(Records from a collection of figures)

**********

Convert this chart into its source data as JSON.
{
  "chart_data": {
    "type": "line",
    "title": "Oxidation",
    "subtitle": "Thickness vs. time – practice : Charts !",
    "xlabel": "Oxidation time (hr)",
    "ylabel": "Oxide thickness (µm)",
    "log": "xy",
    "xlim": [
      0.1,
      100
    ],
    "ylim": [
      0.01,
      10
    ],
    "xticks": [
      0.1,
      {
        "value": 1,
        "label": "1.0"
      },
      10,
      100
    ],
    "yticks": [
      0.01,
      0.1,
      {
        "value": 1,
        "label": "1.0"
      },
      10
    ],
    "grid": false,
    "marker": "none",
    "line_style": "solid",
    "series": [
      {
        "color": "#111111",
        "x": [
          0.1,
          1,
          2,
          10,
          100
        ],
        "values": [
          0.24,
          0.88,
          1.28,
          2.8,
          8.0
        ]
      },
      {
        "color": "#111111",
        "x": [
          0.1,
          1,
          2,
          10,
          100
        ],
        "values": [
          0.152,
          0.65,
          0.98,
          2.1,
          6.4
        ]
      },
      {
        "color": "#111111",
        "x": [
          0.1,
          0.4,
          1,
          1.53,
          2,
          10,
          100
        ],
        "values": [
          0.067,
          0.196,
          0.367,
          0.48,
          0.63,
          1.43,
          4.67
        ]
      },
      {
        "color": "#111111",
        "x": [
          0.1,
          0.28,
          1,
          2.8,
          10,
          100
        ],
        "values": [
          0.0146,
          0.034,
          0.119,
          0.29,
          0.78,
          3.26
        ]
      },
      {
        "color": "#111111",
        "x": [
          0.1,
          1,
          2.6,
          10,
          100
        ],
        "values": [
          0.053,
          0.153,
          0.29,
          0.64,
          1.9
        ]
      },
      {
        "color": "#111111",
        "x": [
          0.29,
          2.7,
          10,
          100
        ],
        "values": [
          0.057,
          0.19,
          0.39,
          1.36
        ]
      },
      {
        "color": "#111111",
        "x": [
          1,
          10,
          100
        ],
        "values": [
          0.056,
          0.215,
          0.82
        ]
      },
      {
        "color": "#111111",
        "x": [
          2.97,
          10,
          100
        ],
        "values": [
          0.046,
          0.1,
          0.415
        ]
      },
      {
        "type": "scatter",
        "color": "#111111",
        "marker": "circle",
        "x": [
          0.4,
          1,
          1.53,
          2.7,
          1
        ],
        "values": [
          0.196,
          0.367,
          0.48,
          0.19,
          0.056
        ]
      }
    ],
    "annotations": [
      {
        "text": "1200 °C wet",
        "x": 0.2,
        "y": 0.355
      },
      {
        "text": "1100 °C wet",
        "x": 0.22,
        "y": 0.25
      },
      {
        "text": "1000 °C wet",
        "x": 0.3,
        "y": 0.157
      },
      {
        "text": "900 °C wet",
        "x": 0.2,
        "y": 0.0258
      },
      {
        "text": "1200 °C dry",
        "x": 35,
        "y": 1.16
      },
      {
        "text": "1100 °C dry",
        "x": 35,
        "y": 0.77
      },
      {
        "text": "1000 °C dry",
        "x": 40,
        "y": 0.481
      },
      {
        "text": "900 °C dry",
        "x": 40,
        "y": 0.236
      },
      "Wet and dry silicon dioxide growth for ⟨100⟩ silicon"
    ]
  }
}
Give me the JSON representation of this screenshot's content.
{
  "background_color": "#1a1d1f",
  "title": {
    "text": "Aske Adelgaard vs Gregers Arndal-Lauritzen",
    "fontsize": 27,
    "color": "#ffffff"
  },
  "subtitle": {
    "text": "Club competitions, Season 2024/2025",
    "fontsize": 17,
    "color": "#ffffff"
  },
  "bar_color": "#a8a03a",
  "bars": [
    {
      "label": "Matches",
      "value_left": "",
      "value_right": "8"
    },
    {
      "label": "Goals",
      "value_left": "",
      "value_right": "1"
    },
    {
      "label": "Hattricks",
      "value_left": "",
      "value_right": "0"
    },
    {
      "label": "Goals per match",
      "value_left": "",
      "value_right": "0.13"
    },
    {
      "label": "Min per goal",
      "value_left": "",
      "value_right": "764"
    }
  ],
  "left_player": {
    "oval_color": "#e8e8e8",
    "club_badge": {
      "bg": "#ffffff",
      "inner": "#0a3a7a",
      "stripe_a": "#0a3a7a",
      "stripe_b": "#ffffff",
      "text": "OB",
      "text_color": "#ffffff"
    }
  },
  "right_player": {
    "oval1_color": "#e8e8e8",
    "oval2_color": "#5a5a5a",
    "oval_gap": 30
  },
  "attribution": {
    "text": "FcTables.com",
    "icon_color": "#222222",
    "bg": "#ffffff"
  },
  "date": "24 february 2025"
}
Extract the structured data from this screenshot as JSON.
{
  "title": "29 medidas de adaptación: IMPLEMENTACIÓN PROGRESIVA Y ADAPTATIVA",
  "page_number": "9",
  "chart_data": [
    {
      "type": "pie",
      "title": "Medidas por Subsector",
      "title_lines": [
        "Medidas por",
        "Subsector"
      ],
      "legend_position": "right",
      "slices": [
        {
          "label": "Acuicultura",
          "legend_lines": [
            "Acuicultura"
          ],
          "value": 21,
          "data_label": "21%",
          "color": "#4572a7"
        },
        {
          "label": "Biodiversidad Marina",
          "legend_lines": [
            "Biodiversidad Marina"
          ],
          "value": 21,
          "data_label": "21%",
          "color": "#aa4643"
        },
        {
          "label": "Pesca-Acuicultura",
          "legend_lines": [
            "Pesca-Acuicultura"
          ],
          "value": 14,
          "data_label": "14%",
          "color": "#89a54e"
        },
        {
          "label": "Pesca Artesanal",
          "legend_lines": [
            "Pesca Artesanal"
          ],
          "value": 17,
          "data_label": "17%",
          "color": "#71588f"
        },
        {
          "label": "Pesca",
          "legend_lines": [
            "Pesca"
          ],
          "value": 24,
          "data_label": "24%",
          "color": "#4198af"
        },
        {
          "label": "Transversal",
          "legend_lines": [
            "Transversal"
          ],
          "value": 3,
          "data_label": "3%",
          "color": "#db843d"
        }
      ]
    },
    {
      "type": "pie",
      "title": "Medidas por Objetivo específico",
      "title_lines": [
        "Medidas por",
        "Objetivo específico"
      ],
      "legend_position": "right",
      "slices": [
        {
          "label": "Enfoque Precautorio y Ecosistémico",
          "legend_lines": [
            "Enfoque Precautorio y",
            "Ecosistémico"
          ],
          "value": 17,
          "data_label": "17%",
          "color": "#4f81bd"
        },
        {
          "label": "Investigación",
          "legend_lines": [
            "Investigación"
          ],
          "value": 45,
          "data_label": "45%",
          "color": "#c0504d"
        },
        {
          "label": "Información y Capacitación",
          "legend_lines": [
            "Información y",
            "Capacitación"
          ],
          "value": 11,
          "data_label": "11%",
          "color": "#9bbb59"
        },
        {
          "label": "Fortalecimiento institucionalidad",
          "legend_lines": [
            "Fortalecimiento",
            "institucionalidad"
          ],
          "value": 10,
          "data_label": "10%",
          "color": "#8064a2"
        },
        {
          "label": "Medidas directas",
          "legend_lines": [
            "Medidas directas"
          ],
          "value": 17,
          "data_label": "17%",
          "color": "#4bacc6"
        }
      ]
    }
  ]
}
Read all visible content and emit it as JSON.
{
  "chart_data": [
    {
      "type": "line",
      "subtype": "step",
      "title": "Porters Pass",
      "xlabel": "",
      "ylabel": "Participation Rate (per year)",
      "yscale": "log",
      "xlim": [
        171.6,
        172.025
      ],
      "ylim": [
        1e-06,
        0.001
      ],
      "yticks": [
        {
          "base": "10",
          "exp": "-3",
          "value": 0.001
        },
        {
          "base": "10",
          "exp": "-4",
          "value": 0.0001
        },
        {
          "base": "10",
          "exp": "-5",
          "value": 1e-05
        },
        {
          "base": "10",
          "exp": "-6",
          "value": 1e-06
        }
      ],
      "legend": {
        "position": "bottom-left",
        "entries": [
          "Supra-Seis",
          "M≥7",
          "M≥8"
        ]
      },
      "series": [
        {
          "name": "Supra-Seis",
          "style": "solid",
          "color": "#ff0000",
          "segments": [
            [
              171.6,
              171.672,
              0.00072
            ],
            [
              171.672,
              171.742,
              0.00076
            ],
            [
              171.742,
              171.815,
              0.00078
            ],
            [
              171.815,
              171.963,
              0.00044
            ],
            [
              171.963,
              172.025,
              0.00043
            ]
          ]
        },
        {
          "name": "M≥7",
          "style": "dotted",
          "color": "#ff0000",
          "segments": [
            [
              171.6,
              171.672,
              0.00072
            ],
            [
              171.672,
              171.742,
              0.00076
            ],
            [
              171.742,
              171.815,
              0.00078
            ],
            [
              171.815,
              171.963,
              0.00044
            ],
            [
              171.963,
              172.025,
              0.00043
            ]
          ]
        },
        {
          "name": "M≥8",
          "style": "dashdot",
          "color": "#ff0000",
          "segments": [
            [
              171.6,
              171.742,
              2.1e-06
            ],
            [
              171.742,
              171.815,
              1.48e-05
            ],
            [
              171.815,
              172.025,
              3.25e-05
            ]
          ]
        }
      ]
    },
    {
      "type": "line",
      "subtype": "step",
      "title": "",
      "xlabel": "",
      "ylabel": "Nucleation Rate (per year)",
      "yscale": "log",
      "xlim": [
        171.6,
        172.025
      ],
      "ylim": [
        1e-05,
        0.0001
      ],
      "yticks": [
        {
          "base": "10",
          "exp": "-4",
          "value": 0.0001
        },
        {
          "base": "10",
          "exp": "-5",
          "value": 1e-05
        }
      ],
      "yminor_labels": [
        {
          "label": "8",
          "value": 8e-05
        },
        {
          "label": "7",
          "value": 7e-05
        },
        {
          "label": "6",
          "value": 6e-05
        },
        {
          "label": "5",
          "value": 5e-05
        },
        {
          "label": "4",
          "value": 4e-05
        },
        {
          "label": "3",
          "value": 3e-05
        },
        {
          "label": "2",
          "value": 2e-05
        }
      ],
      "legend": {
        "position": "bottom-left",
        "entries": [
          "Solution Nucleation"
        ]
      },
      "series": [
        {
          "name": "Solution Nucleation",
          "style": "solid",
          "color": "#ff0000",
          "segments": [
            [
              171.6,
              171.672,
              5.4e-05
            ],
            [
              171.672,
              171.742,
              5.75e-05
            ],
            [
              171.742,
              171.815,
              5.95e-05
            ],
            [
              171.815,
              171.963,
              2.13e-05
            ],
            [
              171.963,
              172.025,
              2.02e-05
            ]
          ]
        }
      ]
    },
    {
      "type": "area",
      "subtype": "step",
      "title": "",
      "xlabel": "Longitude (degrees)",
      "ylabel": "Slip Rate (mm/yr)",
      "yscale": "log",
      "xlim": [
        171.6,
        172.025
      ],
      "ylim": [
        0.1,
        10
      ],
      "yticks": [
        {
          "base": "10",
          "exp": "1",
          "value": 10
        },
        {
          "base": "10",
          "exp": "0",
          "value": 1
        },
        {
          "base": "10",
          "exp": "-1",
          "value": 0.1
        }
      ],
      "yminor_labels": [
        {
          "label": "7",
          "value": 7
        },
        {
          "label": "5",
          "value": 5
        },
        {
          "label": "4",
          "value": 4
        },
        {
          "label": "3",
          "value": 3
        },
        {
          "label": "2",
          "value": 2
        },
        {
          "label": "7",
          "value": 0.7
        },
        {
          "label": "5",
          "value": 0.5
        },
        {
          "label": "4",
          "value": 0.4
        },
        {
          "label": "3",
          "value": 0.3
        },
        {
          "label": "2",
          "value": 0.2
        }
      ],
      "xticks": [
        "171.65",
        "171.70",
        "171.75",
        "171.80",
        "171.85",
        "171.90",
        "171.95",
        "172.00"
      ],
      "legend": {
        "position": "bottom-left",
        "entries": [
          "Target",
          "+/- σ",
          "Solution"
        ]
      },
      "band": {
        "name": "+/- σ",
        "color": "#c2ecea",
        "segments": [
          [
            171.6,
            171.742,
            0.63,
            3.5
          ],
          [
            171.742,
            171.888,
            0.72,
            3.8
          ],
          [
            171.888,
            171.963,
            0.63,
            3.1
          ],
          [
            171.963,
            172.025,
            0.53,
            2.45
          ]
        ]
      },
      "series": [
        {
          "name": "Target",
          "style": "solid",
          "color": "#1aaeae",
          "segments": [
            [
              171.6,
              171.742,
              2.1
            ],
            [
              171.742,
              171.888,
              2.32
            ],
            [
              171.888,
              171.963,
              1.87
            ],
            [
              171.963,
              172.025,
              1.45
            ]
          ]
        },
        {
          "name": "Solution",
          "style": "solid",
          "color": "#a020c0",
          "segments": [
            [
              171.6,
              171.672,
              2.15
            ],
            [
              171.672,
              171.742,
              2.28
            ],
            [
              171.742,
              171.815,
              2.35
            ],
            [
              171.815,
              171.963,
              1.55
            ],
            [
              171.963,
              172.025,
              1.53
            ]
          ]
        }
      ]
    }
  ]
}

**********

# [PROBLEM TO WORK ON]
Write down every line of the data above that includes the string "Objetivo".

# [TASK OUTPUT]
      "title": "Medidas por Objetivo específico",
        "Objetivo específico"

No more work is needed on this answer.